Reproduce word for word the part that opens with the line containing "List UI elements" and closes with the line containing "germplasm-item: 1006 [72, 408, 103, 422]", including both of those lines.

┌─ PROVIDED RECORDS

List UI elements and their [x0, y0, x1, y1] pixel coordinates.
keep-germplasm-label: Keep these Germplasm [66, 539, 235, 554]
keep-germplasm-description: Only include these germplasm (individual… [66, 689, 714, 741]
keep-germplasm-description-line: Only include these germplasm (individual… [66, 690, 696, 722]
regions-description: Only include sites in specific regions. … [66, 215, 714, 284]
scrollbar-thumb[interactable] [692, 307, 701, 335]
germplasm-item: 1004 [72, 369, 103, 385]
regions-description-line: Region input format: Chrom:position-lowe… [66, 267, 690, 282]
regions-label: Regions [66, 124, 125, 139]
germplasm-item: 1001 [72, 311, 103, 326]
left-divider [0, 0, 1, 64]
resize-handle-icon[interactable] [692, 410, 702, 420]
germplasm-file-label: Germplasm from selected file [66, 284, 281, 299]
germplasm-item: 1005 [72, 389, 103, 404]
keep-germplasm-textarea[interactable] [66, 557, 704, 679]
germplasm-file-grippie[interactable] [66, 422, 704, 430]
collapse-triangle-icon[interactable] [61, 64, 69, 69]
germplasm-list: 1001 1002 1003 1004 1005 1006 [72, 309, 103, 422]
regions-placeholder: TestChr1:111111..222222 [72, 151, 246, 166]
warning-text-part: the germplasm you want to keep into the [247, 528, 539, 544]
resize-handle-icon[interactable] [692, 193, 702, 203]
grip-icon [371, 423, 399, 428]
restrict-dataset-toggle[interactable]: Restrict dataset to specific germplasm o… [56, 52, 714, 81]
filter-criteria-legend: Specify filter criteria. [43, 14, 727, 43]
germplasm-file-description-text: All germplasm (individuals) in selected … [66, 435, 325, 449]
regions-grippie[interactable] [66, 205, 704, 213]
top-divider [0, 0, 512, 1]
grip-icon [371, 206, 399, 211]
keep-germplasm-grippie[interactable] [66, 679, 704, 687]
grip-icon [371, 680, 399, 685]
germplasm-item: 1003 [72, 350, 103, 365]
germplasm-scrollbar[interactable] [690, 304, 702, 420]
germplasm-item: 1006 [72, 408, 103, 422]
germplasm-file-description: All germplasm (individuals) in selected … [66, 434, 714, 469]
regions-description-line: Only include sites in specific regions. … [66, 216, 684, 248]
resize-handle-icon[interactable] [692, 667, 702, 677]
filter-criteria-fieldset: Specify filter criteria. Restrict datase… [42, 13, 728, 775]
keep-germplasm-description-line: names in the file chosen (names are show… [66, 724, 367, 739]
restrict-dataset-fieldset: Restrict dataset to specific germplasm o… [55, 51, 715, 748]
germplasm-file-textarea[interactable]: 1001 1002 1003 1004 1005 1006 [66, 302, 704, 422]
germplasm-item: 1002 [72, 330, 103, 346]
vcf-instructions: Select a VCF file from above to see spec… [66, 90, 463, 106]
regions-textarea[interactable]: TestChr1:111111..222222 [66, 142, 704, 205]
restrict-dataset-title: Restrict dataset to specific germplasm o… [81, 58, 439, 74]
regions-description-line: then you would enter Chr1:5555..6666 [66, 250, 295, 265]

└─
┌─ PROVIDED RECORDS

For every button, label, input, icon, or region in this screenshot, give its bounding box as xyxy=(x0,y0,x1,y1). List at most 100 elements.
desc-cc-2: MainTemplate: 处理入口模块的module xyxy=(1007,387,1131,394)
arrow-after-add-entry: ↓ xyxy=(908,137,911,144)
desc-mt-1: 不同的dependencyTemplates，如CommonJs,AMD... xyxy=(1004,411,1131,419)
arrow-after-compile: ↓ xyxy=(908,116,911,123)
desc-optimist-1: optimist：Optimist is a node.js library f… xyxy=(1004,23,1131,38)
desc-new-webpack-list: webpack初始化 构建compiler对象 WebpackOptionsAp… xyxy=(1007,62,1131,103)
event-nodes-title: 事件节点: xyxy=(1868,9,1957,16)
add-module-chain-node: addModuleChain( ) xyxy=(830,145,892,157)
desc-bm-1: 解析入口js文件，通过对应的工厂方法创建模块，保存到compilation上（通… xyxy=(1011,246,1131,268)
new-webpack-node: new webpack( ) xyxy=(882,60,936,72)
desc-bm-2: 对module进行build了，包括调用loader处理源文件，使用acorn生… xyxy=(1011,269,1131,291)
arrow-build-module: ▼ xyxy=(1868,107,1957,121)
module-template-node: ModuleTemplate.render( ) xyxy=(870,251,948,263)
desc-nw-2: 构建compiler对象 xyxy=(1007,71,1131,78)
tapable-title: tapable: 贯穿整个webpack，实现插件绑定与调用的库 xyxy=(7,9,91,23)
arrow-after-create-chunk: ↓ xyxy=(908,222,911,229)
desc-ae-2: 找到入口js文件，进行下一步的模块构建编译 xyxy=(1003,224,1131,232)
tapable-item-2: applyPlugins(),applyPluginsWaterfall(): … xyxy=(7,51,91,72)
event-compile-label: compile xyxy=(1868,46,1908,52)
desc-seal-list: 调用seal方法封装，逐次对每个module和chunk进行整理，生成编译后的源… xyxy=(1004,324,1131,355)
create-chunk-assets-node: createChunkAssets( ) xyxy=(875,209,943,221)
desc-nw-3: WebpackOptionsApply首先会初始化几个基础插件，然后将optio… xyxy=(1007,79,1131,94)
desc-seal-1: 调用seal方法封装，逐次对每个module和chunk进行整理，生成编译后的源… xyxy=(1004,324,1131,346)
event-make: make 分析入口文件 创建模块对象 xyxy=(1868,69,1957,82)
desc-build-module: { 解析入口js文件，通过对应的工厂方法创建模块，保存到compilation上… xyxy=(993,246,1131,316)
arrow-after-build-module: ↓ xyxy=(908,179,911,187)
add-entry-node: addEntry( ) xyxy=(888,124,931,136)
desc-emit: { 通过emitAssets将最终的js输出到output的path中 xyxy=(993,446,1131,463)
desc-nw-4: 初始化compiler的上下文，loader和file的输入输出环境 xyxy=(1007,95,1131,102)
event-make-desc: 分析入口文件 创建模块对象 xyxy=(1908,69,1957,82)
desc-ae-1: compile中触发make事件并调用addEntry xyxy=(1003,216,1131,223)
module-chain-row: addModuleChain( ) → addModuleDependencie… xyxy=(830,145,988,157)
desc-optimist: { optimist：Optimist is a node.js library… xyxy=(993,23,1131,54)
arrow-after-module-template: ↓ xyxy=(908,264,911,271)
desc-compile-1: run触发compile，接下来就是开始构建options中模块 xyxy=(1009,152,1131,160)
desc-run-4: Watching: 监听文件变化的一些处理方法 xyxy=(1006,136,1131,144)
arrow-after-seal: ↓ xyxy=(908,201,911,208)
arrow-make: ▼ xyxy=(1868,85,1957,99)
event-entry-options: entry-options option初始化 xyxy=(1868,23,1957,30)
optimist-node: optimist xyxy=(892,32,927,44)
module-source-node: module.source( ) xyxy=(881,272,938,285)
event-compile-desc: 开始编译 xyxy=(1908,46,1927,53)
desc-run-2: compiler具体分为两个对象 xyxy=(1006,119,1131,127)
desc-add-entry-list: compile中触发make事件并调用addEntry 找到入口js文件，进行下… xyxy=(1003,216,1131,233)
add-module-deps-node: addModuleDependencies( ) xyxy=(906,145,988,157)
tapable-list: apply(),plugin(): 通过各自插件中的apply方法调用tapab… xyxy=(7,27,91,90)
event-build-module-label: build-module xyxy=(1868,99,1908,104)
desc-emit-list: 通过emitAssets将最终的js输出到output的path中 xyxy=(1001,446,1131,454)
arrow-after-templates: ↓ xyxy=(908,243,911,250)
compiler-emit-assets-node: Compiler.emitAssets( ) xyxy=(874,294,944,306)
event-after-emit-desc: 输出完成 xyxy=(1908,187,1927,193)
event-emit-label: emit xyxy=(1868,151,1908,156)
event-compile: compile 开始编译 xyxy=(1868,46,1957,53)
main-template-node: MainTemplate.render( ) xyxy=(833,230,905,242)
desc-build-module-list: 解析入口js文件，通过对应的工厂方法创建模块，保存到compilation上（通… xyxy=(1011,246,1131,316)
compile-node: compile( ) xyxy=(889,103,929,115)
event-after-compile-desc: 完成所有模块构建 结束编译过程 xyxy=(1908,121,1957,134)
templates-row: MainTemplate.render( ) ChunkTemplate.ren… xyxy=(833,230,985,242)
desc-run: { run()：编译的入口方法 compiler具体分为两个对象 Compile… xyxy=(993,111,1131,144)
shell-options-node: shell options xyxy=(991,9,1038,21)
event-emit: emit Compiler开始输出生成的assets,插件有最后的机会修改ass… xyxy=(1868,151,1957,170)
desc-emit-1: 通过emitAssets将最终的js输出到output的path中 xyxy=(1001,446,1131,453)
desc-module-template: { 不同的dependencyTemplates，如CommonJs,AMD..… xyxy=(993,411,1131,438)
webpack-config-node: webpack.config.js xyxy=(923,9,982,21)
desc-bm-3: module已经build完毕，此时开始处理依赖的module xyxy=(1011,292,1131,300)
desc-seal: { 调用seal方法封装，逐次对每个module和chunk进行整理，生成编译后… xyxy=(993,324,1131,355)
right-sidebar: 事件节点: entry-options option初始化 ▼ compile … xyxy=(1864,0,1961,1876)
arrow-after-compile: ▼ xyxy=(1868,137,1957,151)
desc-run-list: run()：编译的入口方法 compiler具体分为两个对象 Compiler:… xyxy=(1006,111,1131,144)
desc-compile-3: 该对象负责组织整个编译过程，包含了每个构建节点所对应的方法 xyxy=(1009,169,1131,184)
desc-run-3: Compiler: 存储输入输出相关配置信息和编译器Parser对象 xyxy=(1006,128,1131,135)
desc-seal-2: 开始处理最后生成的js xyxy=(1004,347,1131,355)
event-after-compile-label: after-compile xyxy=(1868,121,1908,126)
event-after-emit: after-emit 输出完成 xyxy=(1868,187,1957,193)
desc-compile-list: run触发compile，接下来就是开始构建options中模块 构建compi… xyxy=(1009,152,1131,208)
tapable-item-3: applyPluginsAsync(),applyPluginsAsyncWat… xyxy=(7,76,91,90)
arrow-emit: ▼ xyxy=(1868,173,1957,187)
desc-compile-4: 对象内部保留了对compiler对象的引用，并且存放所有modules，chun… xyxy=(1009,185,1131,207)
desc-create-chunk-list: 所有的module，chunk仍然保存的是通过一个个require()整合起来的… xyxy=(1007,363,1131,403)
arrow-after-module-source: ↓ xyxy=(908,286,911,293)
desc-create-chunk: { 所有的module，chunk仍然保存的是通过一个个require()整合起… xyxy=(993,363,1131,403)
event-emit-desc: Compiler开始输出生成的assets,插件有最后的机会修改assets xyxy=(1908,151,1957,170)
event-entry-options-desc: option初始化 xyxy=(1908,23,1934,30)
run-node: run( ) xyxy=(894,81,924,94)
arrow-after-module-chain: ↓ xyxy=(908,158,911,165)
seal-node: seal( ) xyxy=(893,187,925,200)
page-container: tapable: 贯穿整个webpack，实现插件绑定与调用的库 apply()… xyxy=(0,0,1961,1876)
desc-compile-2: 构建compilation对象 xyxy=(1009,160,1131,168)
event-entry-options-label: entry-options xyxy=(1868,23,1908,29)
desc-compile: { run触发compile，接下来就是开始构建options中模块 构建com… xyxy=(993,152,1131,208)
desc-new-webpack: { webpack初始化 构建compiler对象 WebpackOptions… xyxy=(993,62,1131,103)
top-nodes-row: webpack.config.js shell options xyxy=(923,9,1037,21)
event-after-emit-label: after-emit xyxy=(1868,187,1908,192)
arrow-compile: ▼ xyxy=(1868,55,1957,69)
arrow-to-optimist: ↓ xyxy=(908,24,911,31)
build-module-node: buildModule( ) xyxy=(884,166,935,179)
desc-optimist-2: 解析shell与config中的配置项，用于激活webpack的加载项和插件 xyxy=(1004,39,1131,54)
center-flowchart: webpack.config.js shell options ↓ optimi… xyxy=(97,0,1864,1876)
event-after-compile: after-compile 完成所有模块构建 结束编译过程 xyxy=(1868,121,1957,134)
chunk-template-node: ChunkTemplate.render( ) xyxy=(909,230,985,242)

└─
┌─ PROVIDED RECORDS

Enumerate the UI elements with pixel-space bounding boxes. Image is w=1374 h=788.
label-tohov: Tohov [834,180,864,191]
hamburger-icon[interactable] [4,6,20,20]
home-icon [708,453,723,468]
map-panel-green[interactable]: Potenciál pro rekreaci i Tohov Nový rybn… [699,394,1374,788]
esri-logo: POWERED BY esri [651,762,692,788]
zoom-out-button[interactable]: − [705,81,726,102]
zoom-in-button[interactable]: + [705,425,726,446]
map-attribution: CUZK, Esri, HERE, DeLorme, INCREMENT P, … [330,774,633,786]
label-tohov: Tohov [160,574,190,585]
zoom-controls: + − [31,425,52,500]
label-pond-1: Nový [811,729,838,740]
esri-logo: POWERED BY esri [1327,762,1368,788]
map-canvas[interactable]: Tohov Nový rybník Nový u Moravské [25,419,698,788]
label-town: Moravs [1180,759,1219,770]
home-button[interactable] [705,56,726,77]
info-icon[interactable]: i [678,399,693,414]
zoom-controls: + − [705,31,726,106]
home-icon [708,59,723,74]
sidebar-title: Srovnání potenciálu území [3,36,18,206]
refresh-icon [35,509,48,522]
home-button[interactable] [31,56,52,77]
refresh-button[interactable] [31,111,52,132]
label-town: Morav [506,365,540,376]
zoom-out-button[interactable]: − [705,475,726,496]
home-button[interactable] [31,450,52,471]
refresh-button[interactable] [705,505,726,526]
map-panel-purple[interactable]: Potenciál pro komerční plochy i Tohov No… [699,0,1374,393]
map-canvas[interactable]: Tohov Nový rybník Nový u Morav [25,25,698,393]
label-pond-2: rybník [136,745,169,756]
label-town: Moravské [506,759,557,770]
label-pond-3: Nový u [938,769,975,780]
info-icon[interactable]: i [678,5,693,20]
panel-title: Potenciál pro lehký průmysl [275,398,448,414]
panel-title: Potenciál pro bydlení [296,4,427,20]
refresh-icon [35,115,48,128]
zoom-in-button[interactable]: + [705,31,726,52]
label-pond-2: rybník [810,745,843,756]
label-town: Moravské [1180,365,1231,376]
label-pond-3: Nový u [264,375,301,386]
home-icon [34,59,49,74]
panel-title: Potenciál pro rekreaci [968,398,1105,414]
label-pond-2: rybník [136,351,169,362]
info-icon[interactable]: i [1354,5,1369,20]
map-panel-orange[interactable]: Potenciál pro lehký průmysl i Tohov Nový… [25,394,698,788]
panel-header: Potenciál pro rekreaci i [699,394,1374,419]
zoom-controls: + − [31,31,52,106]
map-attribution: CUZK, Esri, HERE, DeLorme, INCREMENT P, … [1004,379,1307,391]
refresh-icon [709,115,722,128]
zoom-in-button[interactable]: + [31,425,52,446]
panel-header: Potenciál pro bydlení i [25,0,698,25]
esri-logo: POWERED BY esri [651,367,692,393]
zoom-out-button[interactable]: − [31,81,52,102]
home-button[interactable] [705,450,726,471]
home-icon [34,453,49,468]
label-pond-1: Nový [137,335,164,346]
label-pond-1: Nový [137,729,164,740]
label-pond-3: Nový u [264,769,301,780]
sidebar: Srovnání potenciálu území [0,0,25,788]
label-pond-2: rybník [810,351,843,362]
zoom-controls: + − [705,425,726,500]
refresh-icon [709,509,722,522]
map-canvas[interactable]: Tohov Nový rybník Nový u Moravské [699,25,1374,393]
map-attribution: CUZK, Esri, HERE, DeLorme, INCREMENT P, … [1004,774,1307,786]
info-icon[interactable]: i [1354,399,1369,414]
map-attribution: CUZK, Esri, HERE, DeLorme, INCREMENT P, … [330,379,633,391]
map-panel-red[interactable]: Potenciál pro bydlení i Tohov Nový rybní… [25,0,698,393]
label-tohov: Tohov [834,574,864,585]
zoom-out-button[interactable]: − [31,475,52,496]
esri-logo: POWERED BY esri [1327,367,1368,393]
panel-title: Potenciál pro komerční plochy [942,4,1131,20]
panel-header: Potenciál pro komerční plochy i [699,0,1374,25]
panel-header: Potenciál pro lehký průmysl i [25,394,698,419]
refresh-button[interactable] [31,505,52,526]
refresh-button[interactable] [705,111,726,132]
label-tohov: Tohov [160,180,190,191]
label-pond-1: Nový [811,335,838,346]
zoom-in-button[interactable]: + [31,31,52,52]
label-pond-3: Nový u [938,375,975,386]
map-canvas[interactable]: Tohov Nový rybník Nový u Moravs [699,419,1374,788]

└─

ANSWER TO THIS EXERCISE>
List UI elements and their [x0, y0, x1, y1] pixel coordinates.
keep-germplasm-label: Keep these Germplasm [66, 539, 235, 554]
keep-germplasm-description: Only include these germplasm (individual… [66, 689, 714, 741]
keep-germplasm-description-line: Only include these germplasm (individual… [66, 690, 696, 722]
regions-description: Only include sites in specific regions. … [66, 215, 714, 284]
scrollbar-thumb[interactable] [692, 307, 701, 335]
germplasm-item: 1004 [72, 369, 103, 385]
regions-description-line: Region input format: Chrom:position-lowe… [66, 267, 690, 282]
regions-label: Regions [66, 124, 125, 139]
germplasm-item: 1001 [72, 311, 103, 326]
left-divider [0, 0, 1, 64]
resize-handle-icon[interactable] [692, 410, 702, 420]
germplasm-file-label: Germplasm from selected file [66, 284, 281, 299]
germplasm-item: 1005 [72, 389, 103, 404]
keep-germplasm-textarea[interactable] [66, 557, 704, 679]
germplasm-file-grippie[interactable] [66, 422, 704, 430]
collapse-triangle-icon[interactable] [61, 64, 69, 69]
germplasm-list: 1001 1002 1003 1004 1005 1006 [72, 309, 103, 422]
regions-placeholder: TestChr1:111111..222222 [72, 151, 246, 166]
warning-text-part: the germplasm you want to keep into the [247, 528, 539, 544]
resize-handle-icon[interactable] [692, 193, 702, 203]
grip-icon [371, 423, 399, 428]
restrict-dataset-toggle[interactable]: Restrict dataset to specific germplasm o… [56, 52, 714, 81]
filter-criteria-legend: Specify filter criteria. [43, 14, 727, 43]
germplasm-file-description-text: All germplasm (individuals) in selected … [66, 435, 325, 449]
regions-grippie[interactable] [66, 205, 704, 213]
top-divider [0, 0, 512, 1]
grip-icon [371, 206, 399, 211]
keep-germplasm-grippie[interactable] [66, 679, 704, 687]
grip-icon [371, 680, 399, 685]
germplasm-item: 1003 [72, 350, 103, 365]
germplasm-scrollbar[interactable] [690, 304, 702, 420]
germplasm-item: 1006 [72, 408, 103, 422]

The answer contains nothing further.